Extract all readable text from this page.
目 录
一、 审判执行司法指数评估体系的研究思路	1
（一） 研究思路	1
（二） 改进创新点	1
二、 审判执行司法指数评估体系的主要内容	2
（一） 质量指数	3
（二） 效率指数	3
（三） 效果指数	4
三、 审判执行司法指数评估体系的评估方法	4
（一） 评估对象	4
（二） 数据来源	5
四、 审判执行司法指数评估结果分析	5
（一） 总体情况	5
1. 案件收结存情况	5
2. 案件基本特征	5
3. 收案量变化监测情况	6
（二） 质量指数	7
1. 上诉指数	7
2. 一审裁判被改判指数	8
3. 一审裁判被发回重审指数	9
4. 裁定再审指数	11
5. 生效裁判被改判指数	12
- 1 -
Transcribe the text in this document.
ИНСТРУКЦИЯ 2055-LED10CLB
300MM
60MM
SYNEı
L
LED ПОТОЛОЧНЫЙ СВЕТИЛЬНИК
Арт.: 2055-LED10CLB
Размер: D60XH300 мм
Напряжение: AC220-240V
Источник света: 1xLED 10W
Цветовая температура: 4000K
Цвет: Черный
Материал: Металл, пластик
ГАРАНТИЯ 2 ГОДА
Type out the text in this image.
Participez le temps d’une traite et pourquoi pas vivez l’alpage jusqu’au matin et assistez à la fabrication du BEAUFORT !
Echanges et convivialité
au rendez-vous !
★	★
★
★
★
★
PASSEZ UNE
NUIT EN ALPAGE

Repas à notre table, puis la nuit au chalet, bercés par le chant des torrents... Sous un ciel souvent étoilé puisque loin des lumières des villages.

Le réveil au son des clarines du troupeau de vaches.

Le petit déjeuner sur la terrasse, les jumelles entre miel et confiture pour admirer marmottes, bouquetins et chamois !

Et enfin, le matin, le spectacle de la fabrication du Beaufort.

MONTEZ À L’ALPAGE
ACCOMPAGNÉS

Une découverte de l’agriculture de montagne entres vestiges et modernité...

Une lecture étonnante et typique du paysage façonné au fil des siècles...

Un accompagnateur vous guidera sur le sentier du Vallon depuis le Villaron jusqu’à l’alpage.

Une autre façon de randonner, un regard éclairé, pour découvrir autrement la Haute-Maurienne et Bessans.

══════════════════════════════

▸ **Given instruction**:
Nothing in the data may differ; print all of it exactly as written.

▸ **Full answer**:
Extract all readable text from this page.
目 录
一、 审判执行司法指数评估体系的研究思路	1
（一） 研究思路	1
（二） 改进创新点	1
二、 审判执行司法指数评估体系的主要内容	2
（一） 质量指数	3
（二） 效率指数	3
（三） 效果指数	4
三、 审判执行司法指数评估体系的评估方法	4
（一） 评估对象	4
（二） 数据来源	5
四、 审判执行司法指数评估结果分析	5
（一） 总体情况	5
1. 案件收结存情况	5
2. 案件基本特征	5
3. 收案量变化监测情况	6
（二） 质量指数	7
1. 上诉指数	7
2. 一审裁判被改判指数	8
3. 一审裁判被发回重审指数	9
4. 裁定再审指数	11
5. 生效裁判被改判指数	12
- 1 -
Transcribe the text in this document.
ИНСТРУКЦИЯ 2055-LED10CLB
300MM
60MM
SYNEı
L
LED ПОТОЛОЧНЫЙ СВЕТИЛЬНИК
Арт.: 2055-LED10CLB
Размер: D60XH300 мм
Напряжение: AC220-240V
Источник света: 1xLED 10W
Цветовая температура: 4000K
Цвет: Черный
Материал: Металл, пластик
ГАРАНТИЯ 2 ГОДА
Type out the text in this image.
Participez le temps d’une traite et pourquoi pas vivez l’alpage jusqu’au matin et assistez à la fabrication du BEAUFORT !
Echanges et convivialité
au rendez-vous !
★	★
★
★
★
★
PASSEZ UNE
NUIT EN ALPAGE

Repas à notre table, puis la nuit au chalet, bercés par le chant des torrents... Sous un ciel souvent étoilé puisque loin des lumières des villages.

Le réveil au son des clarines du troupeau de vaches.

Le petit déjeuner sur la terrasse, les jumelles entre miel et confiture pour admirer marmottes, bouquetins et chamois !

Et enfin, le matin, le spectacle de la fabrication du Beaufort.

MONTEZ À L’ALPAGE
ACCOMPAGNÉS

Une découverte de l’agriculture de montagne entres vestiges et modernité...

Une lecture étonnante et typique du paysage façonné au fil des siècles...

Un accompagnateur vous guidera sur le sentier du Vallon depuis le Villaron jusqu’à l’alpage.

Une autre façon de randonner, un regard éclairé, pour découvrir autrement la Haute-Maurienne et Bessans.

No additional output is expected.